- _SHORT TASK_: Select every line below containing the word "ASSISTENTE".

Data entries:
□ □ □ □
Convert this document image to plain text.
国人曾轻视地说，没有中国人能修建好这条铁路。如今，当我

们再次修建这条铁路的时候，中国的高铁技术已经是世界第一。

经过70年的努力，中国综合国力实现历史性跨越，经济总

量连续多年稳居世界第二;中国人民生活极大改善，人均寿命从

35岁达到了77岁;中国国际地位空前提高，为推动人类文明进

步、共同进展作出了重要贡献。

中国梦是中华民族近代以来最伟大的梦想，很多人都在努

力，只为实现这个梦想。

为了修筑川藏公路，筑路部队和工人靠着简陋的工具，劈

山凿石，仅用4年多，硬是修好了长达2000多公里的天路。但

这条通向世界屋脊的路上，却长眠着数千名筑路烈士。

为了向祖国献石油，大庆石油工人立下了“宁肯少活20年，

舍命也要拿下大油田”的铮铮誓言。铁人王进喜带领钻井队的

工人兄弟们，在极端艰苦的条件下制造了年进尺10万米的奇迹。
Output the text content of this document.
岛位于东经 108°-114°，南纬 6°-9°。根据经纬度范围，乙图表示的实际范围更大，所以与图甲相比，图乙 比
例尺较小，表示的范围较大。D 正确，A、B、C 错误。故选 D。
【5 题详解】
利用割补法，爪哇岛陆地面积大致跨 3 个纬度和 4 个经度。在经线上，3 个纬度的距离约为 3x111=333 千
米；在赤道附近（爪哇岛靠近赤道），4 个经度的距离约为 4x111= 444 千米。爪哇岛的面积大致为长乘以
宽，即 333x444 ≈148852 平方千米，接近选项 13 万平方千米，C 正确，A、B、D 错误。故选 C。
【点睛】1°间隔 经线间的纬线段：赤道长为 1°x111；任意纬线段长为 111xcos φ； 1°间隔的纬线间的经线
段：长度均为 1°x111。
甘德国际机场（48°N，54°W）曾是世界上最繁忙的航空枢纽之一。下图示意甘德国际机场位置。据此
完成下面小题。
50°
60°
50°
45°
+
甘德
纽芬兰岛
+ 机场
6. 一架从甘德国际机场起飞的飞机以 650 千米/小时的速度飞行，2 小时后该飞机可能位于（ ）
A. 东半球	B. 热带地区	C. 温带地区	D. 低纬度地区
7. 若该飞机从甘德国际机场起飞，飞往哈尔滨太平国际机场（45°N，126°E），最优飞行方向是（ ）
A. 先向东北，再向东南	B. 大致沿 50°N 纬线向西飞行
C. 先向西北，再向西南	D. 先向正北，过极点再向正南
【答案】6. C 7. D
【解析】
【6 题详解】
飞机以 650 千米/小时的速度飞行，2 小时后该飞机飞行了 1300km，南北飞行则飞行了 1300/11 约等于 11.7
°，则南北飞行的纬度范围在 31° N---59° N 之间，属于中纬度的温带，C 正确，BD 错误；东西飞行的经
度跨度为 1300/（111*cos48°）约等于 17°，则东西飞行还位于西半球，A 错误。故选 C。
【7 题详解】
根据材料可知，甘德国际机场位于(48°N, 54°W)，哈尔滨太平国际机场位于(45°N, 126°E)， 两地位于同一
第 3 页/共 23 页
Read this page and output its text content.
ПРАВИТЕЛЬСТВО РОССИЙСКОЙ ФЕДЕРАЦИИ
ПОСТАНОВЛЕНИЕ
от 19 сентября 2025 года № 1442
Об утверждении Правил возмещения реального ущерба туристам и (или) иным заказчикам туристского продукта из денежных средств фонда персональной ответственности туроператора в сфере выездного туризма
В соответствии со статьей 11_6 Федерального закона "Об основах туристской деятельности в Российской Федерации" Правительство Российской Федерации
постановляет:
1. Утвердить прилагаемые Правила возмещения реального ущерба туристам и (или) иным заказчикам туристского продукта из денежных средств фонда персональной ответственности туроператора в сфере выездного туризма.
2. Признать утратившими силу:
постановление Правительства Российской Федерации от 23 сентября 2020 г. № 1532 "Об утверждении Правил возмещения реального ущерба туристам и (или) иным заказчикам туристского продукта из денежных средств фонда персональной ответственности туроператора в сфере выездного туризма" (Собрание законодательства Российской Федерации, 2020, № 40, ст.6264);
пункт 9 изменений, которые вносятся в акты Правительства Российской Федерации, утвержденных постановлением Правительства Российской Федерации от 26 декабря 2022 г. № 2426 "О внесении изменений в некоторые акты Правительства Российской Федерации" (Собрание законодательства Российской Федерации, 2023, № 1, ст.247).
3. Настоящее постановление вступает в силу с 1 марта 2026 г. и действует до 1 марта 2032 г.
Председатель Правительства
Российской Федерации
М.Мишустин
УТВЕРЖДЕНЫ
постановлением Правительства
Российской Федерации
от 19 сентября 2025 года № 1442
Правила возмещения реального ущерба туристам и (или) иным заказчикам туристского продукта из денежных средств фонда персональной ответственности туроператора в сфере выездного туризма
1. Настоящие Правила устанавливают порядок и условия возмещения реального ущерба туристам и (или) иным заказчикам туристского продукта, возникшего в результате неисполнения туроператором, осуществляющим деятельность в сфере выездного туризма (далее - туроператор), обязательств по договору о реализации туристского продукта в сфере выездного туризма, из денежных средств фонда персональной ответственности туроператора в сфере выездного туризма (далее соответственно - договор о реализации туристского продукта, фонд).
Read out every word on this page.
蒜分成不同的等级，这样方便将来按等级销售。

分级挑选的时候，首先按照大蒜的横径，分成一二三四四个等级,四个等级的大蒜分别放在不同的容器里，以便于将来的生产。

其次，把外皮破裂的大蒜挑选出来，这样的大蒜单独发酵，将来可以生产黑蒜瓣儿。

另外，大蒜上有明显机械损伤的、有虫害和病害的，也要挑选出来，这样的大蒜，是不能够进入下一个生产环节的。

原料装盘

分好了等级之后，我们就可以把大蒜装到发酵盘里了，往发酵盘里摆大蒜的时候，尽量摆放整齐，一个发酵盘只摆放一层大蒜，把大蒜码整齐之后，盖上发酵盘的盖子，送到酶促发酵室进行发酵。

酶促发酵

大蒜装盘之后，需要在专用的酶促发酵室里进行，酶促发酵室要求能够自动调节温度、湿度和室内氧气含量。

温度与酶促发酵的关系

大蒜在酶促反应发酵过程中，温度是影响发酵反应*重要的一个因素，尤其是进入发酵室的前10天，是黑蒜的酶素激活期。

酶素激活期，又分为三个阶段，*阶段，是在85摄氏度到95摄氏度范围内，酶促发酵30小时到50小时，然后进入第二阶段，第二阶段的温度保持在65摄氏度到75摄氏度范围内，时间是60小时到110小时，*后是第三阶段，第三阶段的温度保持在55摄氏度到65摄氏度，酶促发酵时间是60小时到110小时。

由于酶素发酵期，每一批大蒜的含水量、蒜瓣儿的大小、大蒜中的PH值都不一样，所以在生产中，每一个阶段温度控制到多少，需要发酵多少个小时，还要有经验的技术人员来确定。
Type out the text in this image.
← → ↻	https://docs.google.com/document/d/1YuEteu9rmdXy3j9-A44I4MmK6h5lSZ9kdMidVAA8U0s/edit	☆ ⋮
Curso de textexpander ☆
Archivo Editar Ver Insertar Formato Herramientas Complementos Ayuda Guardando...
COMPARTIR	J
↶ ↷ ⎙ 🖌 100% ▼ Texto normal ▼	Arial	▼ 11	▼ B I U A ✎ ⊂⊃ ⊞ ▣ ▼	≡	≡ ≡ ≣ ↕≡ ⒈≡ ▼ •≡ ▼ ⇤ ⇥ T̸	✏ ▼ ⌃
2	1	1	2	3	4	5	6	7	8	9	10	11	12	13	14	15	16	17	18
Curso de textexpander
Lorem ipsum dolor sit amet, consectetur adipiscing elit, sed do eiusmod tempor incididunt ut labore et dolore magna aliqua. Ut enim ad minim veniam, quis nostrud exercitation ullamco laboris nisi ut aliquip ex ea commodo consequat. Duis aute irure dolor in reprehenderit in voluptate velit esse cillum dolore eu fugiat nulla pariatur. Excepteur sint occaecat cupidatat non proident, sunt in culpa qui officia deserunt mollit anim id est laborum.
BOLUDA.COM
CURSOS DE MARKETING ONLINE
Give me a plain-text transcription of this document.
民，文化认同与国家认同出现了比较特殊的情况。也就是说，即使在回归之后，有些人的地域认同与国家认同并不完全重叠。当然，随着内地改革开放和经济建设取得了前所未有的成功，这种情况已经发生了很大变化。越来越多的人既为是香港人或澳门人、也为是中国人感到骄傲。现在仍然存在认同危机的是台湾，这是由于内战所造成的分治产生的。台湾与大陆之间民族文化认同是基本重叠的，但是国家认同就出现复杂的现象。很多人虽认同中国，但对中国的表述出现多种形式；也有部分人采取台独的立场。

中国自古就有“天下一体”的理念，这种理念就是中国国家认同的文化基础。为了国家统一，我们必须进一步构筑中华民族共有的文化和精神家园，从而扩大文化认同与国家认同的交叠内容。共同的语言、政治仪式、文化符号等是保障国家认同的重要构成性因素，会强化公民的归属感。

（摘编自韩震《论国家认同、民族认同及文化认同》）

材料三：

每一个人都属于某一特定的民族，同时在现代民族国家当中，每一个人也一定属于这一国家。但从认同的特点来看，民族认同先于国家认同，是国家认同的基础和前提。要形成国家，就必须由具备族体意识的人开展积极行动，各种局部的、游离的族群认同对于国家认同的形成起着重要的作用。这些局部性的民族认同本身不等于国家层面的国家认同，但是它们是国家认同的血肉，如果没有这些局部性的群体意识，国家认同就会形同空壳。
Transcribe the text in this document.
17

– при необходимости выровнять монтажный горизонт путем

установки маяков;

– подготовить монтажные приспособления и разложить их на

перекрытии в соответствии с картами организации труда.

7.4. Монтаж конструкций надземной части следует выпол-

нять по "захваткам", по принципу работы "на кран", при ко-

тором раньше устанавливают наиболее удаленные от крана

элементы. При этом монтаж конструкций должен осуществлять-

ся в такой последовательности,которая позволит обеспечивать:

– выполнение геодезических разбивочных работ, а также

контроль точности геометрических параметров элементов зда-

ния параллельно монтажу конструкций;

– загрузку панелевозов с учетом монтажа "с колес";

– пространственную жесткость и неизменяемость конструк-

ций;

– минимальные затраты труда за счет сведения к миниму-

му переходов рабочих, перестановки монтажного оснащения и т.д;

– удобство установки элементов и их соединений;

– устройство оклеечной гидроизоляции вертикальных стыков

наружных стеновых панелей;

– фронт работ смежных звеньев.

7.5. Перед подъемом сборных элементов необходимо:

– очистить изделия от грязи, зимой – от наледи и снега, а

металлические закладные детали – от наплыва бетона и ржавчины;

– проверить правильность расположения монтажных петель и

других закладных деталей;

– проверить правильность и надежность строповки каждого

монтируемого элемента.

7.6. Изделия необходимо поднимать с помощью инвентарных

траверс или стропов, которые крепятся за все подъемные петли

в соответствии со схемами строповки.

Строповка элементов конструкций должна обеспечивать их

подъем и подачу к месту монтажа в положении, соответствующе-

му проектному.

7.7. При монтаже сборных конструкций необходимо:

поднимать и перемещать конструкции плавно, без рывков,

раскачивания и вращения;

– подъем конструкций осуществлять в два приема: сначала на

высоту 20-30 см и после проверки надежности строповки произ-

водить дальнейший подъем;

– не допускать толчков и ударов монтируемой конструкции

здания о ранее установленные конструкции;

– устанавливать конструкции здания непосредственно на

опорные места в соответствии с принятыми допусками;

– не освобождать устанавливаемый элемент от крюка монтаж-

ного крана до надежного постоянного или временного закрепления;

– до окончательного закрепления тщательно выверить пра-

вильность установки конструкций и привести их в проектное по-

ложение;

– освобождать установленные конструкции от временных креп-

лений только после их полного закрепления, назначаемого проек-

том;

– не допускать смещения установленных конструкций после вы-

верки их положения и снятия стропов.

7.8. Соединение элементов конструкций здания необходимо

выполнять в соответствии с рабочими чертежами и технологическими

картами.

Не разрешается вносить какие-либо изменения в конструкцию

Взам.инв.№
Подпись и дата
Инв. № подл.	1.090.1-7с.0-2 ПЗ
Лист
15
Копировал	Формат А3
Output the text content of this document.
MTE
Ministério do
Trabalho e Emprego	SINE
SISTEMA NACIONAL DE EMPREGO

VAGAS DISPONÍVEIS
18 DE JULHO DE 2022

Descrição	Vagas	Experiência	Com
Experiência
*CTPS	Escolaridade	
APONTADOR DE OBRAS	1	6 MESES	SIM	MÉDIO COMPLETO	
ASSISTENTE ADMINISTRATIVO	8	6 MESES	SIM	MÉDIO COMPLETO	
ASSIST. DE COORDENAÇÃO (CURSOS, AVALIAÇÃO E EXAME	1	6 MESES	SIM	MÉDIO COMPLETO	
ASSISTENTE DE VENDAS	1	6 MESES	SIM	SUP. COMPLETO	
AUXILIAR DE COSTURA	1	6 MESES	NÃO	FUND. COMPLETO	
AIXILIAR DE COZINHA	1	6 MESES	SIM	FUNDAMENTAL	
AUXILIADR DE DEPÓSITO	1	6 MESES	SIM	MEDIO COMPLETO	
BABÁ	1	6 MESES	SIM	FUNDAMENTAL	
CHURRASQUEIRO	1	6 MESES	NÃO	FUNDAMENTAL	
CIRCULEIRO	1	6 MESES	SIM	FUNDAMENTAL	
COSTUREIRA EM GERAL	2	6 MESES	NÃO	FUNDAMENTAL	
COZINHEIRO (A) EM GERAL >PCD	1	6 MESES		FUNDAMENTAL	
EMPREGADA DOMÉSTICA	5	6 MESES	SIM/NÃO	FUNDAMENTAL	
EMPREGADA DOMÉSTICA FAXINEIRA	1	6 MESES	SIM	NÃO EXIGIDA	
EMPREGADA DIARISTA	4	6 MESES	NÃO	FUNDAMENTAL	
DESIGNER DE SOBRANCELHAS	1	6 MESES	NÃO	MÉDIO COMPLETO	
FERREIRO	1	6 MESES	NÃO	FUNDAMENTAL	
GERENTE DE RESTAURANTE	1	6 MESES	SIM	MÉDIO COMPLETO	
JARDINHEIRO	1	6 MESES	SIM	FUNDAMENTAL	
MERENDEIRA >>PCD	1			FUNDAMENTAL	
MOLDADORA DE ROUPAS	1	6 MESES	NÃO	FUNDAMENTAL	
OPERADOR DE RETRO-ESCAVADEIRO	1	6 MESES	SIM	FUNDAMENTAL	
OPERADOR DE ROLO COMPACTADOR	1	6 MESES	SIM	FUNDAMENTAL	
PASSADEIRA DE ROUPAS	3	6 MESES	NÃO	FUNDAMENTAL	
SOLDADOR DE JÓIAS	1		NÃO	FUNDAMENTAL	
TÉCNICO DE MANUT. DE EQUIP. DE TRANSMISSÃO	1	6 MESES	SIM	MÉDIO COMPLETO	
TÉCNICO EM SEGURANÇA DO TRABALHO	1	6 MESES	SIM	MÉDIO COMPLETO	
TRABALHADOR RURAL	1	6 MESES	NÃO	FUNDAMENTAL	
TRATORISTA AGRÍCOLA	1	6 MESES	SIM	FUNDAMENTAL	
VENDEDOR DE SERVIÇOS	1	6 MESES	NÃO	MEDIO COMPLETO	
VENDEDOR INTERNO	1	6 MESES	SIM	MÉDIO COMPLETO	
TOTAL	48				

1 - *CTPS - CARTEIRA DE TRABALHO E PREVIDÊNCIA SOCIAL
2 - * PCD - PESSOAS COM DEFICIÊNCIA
□ □ □ □
- _EXERCISE RESULT_:
ASSISTENTE ADMINISTRATIVO	8	6 MESES	SIM	MÉDIO COMPLETO	
ASSISTENTE DE VENDAS	1	6 MESES	SIM	SUP. COMPLETO	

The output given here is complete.